- _Problem statement_:
Identify the lines that contain the string "underlying" and copy all of them.

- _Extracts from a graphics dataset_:
* Start *
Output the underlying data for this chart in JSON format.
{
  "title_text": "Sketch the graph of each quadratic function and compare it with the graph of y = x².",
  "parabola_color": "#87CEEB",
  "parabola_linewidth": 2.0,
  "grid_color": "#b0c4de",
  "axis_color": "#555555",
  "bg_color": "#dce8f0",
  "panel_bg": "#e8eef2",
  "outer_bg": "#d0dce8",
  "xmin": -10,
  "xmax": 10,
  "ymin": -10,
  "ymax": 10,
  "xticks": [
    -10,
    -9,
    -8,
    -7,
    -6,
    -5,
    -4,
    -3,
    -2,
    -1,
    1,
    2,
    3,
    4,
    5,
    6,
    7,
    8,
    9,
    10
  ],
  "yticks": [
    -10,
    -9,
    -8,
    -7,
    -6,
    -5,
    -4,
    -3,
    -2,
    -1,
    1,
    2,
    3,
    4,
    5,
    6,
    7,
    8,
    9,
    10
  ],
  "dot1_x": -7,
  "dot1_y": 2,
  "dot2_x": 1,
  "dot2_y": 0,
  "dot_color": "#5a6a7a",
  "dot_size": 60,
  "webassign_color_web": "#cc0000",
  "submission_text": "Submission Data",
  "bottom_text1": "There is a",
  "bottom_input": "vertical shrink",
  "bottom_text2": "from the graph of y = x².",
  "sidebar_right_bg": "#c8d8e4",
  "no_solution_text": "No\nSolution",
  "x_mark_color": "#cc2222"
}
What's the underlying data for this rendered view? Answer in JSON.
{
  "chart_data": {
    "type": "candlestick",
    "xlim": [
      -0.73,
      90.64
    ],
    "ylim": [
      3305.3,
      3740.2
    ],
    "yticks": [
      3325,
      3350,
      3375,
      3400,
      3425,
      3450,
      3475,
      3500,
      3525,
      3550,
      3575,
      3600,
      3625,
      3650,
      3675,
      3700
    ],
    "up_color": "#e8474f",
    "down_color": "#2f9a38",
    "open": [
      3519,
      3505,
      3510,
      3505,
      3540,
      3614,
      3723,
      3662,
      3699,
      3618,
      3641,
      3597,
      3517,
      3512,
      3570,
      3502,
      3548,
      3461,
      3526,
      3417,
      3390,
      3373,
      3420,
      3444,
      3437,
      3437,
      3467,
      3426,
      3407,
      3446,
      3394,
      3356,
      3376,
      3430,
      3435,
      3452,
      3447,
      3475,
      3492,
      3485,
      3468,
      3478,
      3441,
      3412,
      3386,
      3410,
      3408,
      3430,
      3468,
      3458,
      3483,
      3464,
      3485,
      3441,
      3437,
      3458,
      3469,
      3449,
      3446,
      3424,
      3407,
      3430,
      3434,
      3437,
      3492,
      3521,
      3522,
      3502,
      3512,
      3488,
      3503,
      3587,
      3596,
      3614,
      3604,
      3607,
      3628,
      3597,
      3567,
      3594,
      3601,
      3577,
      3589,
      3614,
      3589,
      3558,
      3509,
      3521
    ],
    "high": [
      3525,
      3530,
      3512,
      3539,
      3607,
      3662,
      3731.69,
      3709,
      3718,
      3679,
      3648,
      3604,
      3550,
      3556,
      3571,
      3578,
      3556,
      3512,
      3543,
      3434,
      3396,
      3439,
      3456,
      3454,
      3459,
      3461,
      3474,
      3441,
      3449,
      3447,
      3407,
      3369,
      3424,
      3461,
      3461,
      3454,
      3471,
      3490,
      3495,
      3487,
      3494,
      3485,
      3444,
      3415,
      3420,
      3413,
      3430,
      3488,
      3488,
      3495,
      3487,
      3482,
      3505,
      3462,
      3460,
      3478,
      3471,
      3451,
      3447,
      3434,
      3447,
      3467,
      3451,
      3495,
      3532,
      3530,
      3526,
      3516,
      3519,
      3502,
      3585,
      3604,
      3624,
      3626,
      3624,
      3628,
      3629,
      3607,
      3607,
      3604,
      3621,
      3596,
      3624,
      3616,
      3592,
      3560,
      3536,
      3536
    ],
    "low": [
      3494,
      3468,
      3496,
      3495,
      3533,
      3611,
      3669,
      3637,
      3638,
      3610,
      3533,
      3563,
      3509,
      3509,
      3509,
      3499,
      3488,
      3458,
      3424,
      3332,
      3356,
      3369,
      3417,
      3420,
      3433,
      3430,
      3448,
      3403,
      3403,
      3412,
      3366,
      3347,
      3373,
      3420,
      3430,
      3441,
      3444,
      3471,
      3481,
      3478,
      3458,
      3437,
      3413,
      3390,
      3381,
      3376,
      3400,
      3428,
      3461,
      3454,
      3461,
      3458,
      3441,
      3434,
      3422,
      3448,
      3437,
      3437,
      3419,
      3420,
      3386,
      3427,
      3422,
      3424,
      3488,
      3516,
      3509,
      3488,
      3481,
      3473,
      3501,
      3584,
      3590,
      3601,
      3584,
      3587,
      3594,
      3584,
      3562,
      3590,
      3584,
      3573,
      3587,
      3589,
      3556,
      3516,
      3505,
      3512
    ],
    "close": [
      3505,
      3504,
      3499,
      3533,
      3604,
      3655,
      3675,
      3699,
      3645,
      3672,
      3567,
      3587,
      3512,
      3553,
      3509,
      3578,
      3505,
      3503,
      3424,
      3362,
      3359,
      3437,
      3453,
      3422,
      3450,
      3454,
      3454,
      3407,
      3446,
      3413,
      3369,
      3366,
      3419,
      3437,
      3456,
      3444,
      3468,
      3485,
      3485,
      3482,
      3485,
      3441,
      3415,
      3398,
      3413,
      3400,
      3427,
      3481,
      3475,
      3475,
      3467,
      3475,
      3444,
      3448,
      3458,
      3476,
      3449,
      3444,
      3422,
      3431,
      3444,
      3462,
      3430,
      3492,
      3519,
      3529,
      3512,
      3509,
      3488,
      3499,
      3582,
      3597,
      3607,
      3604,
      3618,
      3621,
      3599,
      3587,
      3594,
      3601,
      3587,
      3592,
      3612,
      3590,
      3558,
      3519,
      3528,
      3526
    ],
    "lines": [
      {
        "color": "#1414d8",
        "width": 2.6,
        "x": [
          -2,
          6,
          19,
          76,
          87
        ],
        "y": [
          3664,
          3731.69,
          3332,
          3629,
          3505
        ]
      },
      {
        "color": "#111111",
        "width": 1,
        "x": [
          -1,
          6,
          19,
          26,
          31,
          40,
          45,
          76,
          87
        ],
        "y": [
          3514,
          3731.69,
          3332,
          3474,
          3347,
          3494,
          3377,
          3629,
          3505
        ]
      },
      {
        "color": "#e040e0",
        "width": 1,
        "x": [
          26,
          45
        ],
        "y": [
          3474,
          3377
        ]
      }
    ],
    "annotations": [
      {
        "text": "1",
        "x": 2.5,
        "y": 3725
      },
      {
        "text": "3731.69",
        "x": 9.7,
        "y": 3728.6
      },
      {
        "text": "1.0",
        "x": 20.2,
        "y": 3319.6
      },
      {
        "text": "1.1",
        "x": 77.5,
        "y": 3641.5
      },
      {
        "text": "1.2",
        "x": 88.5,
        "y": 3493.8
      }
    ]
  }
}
* End *
- _Exercise solution_:
Output the underlying data for this chart in JSON format.
What's the underlying data for this rendered view? Answer in JSON.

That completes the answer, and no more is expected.